Every line with the string "protons" should be gathered.

#### DATA TO USE

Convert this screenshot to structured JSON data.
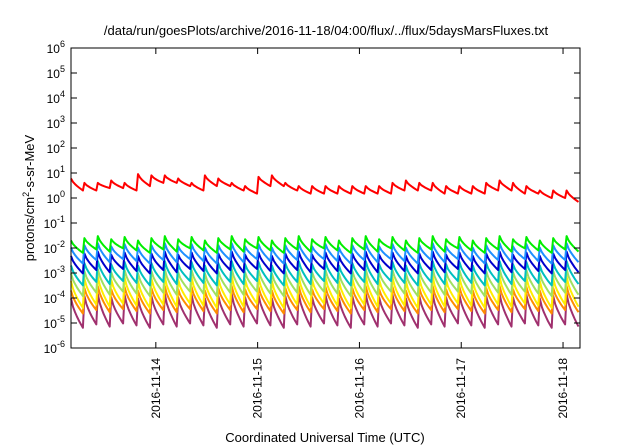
{
  "chart_data": {
    "type": "line",
    "title": "/data/run/goesPlots/archive/2016-11-18/04:00/flux/../flux/5daysMarsFluxes.txt",
    "xlabel": "Coordinated Universal Time (UTC)",
    "ylabel": "protons/cm²-s-sr-MeV",
    "ylabel_parts": {
      "pre": "protons/cm",
      "sup": "2",
      "post": "-s-sr-MeV"
    },
    "log_y": true,
    "ylim": [
      1e-06,
      1000000.0
    ],
    "y_ticks": [
      {
        "base": "10",
        "exp": "6",
        "value": 1000000.0
      },
      {
        "base": "10",
        "exp": "5",
        "value": 100000.0
      },
      {
        "base": "10",
        "exp": "4",
        "value": 10000.0
      },
      {
        "base": "10",
        "exp": "3",
        "value": 1000.0
      },
      {
        "base": "10",
        "exp": "2",
        "value": 100.0
      },
      {
        "base": "10",
        "exp": "1",
        "value": 10.0
      },
      {
        "base": "10",
        "exp": "0",
        "value": 1.0
      },
      {
        "base": "10",
        "exp": "-1",
        "value": 0.1
      },
      {
        "base": "10",
        "exp": "-2",
        "value": 0.01
      },
      {
        "base": "10",
        "exp": "-3",
        "value": 0.001
      },
      {
        "base": "10",
        "exp": "-4",
        "value": 0.0001
      },
      {
        "base": "10",
        "exp": "-5",
        "value": 1e-05
      },
      {
        "base": "10",
        "exp": "-6",
        "value": 1e-06
      }
    ],
    "xlim": [
      "2016-11-13T04:00",
      "2016-11-18T04:00"
    ],
    "x_ticks": [
      "2016-11-14",
      "2016-11-15",
      "2016-11-16",
      "2016-11-17",
      "2016-11-18"
    ],
    "grid": false,
    "legend": "none",
    "series": [
      {
        "color": "#ff0000",
        "peaks": [
          6,
          4,
          4,
          5,
          4,
          9,
          8,
          8,
          6,
          4,
          8,
          6,
          4,
          3,
          7,
          8,
          4,
          3,
          3,
          3,
          3,
          3,
          3,
          3,
          4,
          5,
          4,
          4,
          3,
          3,
          3,
          4,
          5,
          4,
          3,
          2,
          2,
          2,
          3
        ],
        "lows": [
          2,
          2,
          2.5,
          2.5,
          2,
          3,
          4,
          4,
          3,
          2,
          3,
          3,
          2,
          1.5,
          3,
          3,
          2,
          1.5,
          1.5,
          1.5,
          1.5,
          1.5,
          1.5,
          1.5,
          2,
          2,
          2,
          1.5,
          1.5,
          1.5,
          1.5,
          2,
          2,
          1.5,
          1.5,
          1,
          1,
          0.7,
          0.6
        ]
      },
      {
        "color": "#00ee00",
        "peak": 0.025,
        "low": 0.008
      },
      {
        "color": "#1e90ff",
        "peak": 0.013,
        "low": 0.003
      },
      {
        "color": "#0000cd",
        "peak": 0.006,
        "low": 0.0012
      },
      {
        "color": "#00c0c0",
        "peak": 0.0025,
        "low": 0.0004
      },
      {
        "color": "#a0e060",
        "peak": 0.0012,
        "low": 0.00015
      },
      {
        "color": "#ffee00",
        "peak": 0.0006,
        "low": 5e-05
      },
      {
        "color": "#ff8c00",
        "peak": 0.00025,
        "low": 3e-05
      },
      {
        "color": "#a0306e",
        "peak": 0.00012,
        "low": 8e-06
      }
    ],
    "cycles": 38
  }
}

########

EXERCISE OUTPUT:
    "ylabel": "protons/cm²-s-sr-MeV",
      "pre": "protons/cm",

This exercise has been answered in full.